GIVEN INSTRUCTION: Reproduce the data in its entirety, exactly as supplied.

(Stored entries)

⟨

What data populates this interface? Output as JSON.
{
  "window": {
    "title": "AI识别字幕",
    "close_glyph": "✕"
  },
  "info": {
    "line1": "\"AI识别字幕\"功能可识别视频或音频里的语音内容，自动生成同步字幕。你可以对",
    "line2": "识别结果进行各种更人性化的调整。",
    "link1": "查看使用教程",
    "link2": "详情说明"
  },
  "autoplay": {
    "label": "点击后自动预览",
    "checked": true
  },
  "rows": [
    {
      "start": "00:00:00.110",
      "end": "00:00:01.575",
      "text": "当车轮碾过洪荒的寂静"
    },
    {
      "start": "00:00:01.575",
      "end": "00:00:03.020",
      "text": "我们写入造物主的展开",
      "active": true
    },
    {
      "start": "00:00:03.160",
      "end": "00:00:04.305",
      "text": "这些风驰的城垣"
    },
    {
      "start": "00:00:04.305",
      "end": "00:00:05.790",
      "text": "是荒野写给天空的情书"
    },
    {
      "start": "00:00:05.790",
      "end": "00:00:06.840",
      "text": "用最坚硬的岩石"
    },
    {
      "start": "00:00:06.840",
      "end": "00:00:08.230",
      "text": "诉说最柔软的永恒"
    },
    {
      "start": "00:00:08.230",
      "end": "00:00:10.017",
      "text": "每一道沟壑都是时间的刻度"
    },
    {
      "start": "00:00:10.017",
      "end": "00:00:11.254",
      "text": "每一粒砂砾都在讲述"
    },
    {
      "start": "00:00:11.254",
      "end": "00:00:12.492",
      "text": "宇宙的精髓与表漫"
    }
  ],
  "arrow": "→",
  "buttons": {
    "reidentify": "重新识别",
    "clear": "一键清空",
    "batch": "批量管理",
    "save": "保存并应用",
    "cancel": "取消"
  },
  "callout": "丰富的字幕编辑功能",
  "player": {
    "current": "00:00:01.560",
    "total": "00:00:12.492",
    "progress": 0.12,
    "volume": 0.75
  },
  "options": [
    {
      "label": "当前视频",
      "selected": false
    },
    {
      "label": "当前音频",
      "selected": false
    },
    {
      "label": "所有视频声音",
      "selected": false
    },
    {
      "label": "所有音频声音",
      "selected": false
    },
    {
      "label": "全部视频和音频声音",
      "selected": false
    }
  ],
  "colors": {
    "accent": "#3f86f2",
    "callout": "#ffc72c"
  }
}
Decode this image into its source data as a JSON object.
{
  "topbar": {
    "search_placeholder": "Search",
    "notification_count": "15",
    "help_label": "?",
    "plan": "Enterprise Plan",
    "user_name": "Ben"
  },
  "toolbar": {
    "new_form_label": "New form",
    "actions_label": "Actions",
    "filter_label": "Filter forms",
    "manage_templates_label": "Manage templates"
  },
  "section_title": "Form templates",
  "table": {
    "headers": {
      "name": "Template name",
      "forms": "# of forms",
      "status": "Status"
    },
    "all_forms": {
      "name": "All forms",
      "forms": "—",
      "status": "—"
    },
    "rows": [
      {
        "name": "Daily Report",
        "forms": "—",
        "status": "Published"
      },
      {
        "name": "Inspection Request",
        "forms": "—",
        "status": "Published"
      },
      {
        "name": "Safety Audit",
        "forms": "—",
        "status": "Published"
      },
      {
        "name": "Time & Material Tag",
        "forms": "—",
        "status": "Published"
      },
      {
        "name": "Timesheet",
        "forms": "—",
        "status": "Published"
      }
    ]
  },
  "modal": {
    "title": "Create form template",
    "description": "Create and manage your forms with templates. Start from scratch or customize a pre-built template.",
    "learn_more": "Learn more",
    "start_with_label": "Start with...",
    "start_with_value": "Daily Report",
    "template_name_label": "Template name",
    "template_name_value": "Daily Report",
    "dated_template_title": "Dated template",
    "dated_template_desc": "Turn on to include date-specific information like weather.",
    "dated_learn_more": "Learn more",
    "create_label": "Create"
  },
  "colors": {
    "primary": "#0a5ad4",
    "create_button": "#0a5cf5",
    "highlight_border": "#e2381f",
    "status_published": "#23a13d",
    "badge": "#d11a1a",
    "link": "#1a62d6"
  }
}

⟩

EXERCISE OUTPUT:
What data populates this interface? Output as JSON.
{
  "window": {
    "title": "AI识别字幕",
    "close_glyph": "✕"
  },
  "info": {
    "line1": "\"AI识别字幕\"功能可识别视频或音频里的语音内容，自动生成同步字幕。你可以对",
    "line2": "识别结果进行各种更人性化的调整。",
    "link1": "查看使用教程",
    "link2": "详情说明"
  },
  "autoplay": {
    "label": "点击后自动预览",
    "checked": true
  },
  "rows": [
    {
      "start": "00:00:00.110",
      "end": "00:00:01.575",
      "text": "当车轮碾过洪荒的寂静"
    },
    {
      "start": "00:00:01.575",
      "end": "00:00:03.020",
      "text": "我们写入造物主的展开",
      "active": true
    },
    {
      "start": "00:00:03.160",
      "end": "00:00:04.305",
      "text": "这些风驰的城垣"
    },
    {
      "start": "00:00:04.305",
      "end": "00:00:05.790",
      "text": "是荒野写给天空的情书"
    },
    {
      "start": "00:00:05.790",
      "end": "00:00:06.840",
      "text": "用最坚硬的岩石"
    },
    {
      "start": "00:00:06.840",
      "end": "00:00:08.230",
      "text": "诉说最柔软的永恒"
    },
    {
      "start": "00:00:08.230",
      "end": "00:00:10.017",
      "text": "每一道沟壑都是时间的刻度"
    },
    {
      "start": "00:00:10.017",
      "end": "00:00:11.254",
      "text": "每一粒砂砾都在讲述"
    },
    {
      "start": "00:00:11.254",
      "end": "00:00:12.492",
      "text": "宇宙的精髓与表漫"
    }
  ],
  "arrow": "→",
  "buttons": {
    "reidentify": "重新识别",
    "clear": "一键清空",
    "batch": "批量管理",
    "save": "保存并应用",
    "cancel": "取消"
  },
  "callout": "丰富的字幕编辑功能",
  "player": {
    "current": "00:00:01.560",
    "total": "00:00:12.492",
    "progress": 0.12,
    "volume": 0.75
  },
  "options": [
    {
      "label": "当前视频",
      "selected": false
    },
    {
      "label": "当前音频",
      "selected": false
    },
    {
      "label": "所有视频声音",
      "selected": false
    },
    {
      "label": "所有音频声音",
      "selected": false
    },
    {
      "label": "全部视频和音频声音",
      "selected": false
    }
  ],
  "colors": {
    "accent": "#3f86f2",
    "callout": "#ffc72c"
  }
}
Decode this image into its source data as a JSON object.
{
  "topbar": {
    "search_placeholder": "Search",
    "notification_count": "15",
    "help_label": "?",
    "plan": "Enterprise Plan",
    "user_name": "Ben"
  },
  "toolbar": {
    "new_form_label": "New form",
    "actions_label": "Actions",
    "filter_label": "Filter forms",
    "manage_templates_label": "Manage templates"
  },
  "section_title": "Form templates",
  "table": {
    "headers": {
      "name": "Template name",
      "forms": "# of forms",
      "status": "Status"
    },
    "all_forms": {
      "name": "All forms",
      "forms": "—",
      "status": "—"
    },
    "rows": [
      {
        "name": "Daily Report",
        "forms": "—",
        "status": "Published"
      },
      {
        "name": "Inspection Request",
        "forms": "—",
        "status": "Published"
      },
      {
        "name": "Safety Audit",
        "forms": "—",
        "status": "Published"
      },
      {
        "name": "Time & Material Tag",
        "forms": "—",
        "status": "Published"
      },
      {
        "name": "Timesheet",
        "forms": "—",
        "status": "Published"
      }
    ]
  },
  "modal": {
    "title": "Create form template",
    "description": "Create and manage your forms with templates. Start from scratch or customize a pre-built template.",
    "learn_more": "Learn more",
    "start_with_label": "Start with...",
    "start_with_value": "Daily Report",
    "template_name_label": "Template name",
    "template_name_value": "Daily Report",
    "dated_template_title": "Dated template",
    "dated_template_desc": "Turn on to include date-specific information like weather.",
    "dated_learn_more": "Learn more",
    "create_label": "Create"
  },
  "colors": {
    "primary": "#0a5ad4",
    "create_button": "#0a5cf5",
    "highlight_border": "#e2381f",
    "status_published": "#23a13d",
    "badge": "#d11a1a",
    "link": "#1a62d6"
  }
}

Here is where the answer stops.